- **What you need to do**
Find the string "Enumerate" in the records. Copy every line it appears in.

##############################

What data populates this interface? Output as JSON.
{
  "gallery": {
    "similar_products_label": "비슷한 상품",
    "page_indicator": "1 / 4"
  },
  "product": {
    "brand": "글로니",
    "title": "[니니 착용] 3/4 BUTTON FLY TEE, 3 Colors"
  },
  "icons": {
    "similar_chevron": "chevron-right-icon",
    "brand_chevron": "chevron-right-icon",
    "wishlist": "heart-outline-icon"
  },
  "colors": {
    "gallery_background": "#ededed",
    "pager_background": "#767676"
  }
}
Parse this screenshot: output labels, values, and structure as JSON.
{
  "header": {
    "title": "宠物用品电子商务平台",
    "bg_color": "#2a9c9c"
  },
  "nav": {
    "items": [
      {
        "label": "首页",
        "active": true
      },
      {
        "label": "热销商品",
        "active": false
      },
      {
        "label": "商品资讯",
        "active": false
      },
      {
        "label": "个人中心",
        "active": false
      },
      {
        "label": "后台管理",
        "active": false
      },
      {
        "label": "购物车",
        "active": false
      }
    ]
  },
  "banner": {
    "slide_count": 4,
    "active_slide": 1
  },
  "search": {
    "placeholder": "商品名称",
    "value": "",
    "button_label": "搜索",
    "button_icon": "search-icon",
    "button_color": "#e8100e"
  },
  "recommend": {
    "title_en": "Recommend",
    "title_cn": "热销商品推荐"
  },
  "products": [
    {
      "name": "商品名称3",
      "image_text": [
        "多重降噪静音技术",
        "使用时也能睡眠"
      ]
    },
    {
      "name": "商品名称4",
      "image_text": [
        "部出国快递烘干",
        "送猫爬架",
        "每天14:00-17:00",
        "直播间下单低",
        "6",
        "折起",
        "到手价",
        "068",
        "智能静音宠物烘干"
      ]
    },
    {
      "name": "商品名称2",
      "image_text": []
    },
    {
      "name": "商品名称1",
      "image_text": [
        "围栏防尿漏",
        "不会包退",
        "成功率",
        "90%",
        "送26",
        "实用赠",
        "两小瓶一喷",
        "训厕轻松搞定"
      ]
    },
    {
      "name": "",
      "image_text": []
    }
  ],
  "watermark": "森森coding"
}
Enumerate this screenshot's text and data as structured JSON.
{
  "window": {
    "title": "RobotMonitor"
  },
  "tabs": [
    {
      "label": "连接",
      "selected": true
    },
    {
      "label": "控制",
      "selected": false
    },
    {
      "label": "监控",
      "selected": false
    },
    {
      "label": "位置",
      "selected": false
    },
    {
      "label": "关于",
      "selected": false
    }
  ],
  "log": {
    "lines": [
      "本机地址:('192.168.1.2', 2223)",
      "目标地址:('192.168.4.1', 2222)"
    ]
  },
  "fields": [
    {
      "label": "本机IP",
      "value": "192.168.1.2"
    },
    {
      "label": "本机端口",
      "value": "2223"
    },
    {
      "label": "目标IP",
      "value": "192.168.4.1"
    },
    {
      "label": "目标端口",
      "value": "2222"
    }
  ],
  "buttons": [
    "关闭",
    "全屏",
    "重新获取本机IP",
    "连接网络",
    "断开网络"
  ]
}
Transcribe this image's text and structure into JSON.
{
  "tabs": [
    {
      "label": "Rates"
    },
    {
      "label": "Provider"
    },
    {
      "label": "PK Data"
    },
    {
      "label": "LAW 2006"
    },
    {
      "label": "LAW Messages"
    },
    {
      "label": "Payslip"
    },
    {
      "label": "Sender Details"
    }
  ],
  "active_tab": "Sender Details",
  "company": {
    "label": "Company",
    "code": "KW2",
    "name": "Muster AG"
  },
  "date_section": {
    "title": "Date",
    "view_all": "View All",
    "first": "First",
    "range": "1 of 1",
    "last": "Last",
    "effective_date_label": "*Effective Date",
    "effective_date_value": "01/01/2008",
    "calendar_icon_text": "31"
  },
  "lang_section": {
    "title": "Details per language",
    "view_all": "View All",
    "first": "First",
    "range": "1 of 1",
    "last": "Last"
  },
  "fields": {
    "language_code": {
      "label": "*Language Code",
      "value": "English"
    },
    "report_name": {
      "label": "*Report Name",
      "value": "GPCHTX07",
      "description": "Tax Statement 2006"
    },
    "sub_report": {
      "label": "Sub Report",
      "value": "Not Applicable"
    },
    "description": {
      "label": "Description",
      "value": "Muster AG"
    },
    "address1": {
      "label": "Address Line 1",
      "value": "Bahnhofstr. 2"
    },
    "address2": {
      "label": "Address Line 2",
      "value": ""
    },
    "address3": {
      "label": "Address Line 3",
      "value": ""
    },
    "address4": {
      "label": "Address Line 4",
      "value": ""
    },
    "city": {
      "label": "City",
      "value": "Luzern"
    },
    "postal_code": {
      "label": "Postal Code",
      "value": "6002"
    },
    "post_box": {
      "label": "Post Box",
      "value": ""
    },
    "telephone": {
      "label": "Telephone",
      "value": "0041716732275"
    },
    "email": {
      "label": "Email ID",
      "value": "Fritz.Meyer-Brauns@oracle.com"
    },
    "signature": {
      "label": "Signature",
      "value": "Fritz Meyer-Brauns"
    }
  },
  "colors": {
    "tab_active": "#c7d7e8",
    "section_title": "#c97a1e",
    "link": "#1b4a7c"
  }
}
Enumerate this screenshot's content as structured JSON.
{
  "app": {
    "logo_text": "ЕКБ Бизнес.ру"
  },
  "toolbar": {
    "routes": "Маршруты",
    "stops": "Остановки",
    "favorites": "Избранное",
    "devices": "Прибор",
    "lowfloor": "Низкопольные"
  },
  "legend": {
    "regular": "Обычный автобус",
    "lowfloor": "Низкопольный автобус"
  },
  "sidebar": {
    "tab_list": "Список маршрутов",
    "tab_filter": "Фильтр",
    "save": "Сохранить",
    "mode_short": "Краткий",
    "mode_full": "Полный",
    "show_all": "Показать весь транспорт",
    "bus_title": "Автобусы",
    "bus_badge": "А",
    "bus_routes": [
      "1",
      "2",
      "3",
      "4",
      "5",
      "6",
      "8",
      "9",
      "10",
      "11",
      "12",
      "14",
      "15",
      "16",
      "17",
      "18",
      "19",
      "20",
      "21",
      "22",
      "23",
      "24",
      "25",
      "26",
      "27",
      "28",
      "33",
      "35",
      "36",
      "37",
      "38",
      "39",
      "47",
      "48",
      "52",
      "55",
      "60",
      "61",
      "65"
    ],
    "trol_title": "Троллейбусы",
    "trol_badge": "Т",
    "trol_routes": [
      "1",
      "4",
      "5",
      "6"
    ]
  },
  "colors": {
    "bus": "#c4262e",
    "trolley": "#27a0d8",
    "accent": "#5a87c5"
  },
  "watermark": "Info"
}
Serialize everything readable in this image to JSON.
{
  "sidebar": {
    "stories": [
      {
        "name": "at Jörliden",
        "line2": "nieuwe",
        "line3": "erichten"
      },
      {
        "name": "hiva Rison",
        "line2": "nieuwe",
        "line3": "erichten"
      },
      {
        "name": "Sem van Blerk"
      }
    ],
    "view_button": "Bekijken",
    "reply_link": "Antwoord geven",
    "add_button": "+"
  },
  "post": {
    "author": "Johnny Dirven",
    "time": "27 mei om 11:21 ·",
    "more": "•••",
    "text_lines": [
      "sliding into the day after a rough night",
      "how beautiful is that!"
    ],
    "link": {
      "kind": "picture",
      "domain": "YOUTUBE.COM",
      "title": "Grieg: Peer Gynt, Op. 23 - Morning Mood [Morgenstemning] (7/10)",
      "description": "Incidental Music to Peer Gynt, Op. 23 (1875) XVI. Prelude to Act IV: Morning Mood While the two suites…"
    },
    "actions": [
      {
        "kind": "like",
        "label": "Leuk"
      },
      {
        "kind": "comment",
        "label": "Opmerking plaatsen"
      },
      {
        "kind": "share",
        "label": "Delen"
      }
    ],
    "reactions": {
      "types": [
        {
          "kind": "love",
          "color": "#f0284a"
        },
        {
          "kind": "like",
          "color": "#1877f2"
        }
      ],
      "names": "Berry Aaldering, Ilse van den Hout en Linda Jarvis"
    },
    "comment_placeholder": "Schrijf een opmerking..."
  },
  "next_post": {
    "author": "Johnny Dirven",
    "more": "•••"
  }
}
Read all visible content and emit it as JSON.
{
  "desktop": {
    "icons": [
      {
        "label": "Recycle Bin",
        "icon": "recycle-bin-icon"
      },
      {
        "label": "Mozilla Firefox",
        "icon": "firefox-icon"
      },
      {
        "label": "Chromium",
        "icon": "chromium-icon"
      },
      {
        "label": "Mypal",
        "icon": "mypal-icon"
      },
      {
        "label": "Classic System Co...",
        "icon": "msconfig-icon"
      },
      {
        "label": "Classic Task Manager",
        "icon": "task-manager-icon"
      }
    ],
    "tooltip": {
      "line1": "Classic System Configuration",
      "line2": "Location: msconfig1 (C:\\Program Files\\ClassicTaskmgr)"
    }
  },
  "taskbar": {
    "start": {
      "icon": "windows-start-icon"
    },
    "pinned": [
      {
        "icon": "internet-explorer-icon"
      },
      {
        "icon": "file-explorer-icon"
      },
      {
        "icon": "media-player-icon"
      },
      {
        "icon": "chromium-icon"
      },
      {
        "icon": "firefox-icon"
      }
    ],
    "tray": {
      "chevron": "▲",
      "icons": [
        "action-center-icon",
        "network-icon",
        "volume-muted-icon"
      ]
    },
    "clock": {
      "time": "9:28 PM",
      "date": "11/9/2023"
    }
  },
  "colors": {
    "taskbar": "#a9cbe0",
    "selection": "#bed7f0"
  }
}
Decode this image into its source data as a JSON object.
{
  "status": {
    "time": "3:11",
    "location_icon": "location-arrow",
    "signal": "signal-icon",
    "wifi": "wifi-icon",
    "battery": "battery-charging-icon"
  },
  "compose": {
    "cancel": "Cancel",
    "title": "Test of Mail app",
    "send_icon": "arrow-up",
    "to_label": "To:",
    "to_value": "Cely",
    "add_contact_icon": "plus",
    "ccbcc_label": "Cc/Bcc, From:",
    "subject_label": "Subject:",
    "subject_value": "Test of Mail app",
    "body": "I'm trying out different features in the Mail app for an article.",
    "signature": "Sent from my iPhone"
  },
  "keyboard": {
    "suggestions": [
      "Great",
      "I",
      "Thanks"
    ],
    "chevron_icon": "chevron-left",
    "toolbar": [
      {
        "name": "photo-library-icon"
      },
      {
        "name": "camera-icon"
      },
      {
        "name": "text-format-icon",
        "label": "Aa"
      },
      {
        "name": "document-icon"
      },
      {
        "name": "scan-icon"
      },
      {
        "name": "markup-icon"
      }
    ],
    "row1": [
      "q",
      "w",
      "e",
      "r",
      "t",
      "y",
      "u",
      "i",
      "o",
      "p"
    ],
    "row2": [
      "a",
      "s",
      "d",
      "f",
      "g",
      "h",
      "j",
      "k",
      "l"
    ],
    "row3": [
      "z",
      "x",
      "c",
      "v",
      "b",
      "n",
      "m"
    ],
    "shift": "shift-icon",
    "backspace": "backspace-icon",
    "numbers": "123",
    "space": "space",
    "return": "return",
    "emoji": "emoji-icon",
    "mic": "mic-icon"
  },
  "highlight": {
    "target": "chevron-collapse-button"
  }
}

##############################

- **Solution below**
Enumerate this screenshot's text and data as structured JSON.
Enumerate this screenshot's content as structured JSON.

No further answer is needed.